[DIRECTIONS FOR THIS TASK]
Please print the full listing exactly.
--- Start of STORED RECORDS ---
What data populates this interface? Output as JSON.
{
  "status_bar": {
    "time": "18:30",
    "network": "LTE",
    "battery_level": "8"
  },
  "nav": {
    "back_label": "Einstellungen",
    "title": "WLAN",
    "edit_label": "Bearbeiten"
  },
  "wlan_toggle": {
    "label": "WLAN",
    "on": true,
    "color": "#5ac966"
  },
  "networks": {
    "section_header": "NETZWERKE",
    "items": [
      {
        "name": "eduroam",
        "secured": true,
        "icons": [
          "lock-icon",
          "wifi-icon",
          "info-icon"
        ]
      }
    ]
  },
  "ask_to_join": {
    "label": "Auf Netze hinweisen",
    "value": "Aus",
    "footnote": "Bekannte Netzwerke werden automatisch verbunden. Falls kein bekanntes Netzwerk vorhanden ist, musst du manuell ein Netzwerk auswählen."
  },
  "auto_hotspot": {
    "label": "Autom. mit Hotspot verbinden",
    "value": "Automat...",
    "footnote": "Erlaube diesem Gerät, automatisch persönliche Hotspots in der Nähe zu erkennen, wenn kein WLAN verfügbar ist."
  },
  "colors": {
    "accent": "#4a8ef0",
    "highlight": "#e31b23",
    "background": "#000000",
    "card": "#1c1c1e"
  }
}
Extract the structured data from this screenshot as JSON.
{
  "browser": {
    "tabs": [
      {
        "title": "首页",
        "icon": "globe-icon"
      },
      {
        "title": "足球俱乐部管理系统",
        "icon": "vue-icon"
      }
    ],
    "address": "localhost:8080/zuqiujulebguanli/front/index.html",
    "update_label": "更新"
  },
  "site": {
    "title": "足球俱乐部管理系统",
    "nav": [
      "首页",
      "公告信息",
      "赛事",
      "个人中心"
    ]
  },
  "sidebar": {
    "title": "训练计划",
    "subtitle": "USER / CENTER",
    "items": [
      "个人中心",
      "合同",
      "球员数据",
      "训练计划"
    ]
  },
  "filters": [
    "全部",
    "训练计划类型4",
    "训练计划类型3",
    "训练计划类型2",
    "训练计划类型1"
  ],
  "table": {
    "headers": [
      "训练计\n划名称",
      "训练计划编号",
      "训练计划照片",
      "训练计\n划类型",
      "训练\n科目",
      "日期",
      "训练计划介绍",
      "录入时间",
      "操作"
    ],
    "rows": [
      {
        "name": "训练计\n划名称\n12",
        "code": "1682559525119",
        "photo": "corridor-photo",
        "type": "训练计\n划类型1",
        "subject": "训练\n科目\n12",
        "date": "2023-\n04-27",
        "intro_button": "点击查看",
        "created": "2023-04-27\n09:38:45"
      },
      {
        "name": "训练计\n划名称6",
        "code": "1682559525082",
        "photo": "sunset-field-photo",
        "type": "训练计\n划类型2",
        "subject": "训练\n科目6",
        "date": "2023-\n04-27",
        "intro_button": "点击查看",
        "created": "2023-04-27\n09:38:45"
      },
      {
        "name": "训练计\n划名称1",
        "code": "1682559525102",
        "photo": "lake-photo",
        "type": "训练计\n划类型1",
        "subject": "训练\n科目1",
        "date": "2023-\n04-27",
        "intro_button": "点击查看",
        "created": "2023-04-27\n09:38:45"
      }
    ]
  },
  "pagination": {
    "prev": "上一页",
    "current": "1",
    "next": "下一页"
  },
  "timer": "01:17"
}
--- End of STORED RECORDS ---
[EXERCISE RESULT]
What data populates this interface? Output as JSON.
{
  "status_bar": {
    "time": "18:30",
    "network": "LTE",
    "battery_level": "8"
  },
  "nav": {
    "back_label": "Einstellungen",
    "title": "WLAN",
    "edit_label": "Bearbeiten"
  },
  "wlan_toggle": {
    "label": "WLAN",
    "on": true,
    "color": "#5ac966"
  },
  "networks": {
    "section_header": "NETZWERKE",
    "items": [
      {
        "name": "eduroam",
        "secured": true,
        "icons": [
          "lock-icon",
          "wifi-icon",
          "info-icon"
        ]
      }
    ]
  },
  "ask_to_join": {
    "label": "Auf Netze hinweisen",
    "value": "Aus",
    "footnote": "Bekannte Netzwerke werden automatisch verbunden. Falls kein bekanntes Netzwerk vorhanden ist, musst du manuell ein Netzwerk auswählen."
  },
  "auto_hotspot": {
    "label": "Autom. mit Hotspot verbinden",
    "value": "Automat...",
    "footnote": "Erlaube diesem Gerät, automatisch persönliche Hotspots in der Nähe zu erkennen, wenn kein WLAN verfügbar ist."
  },
  "colors": {
    "accent": "#4a8ef0",
    "highlight": "#e31b23",
    "background": "#000000",
    "card": "#1c1c1e"
  }
}
Extract the structured data from this screenshot as JSON.
{
  "browser": {
    "tabs": [
      {
        "title": "首页",
        "icon": "globe-icon"
      },
      {
        "title": "足球俱乐部管理系统",
        "icon": "vue-icon"
      }
    ],
    "address": "localhost:8080/zuqiujulebguanli/front/index.html",
    "update_label": "更新"
  },
  "site": {
    "title": "足球俱乐部管理系统",
    "nav": [
      "首页",
      "公告信息",
      "赛事",
      "个人中心"
    ]
  },
  "sidebar": {
    "title": "训练计划",
    "subtitle": "USER / CENTER",
    "items": [
      "个人中心",
      "合同",
      "球员数据",
      "训练计划"
    ]
  },
  "filters": [
    "全部",
    "训练计划类型4",
    "训练计划类型3",
    "训练计划类型2",
    "训练计划类型1"
  ],
  "table": {
    "headers": [
      "训练计\n划名称",
      "训练计划编号",
      "训练计划照片",
      "训练计\n划类型",
      "训练\n科目",
      "日期",
      "训练计划介绍",
      "录入时间",
      "操作"
    ],
    "rows": [
      {
        "name": "训练计\n划名称\n12",
        "code": "1682559525119",
        "photo": "corridor-photo",
        "type": "训练计\n划类型1",
        "subject": "训练\n科目\n12",
        "date": "2023-\n04-27",
        "intro_button": "点击查看",
        "created": "2023-04-27\n09:38:45"
      },
      {
        "name": "训练计\n划名称6",
        "code": "1682559525082",
        "photo": "sunset-field-photo",
        "type": "训练计\n划类型2",
        "subject": "训练\n科目6",
        "date": "2023-\n04-27",
        "intro_button": "点击查看",
        "created": "2023-04-27\n09:38:45"
      },
      {
        "name": "训练计\n划名称1",
        "code": "1682559525102",
        "photo": "lake-photo",
        "type": "训练计\n划类型1",
        "subject": "训练\n科目1",
        "date": "2023-\n04-27",
        "intro_button": "点击查看",
        "created": "2023-04-27\n09:38:45"
      }
    ]
  },
  "pagination": {
    "prev": "上一页",
    "current": "1",
    "next": "下一页"
  },
  "timer": "01:17"
}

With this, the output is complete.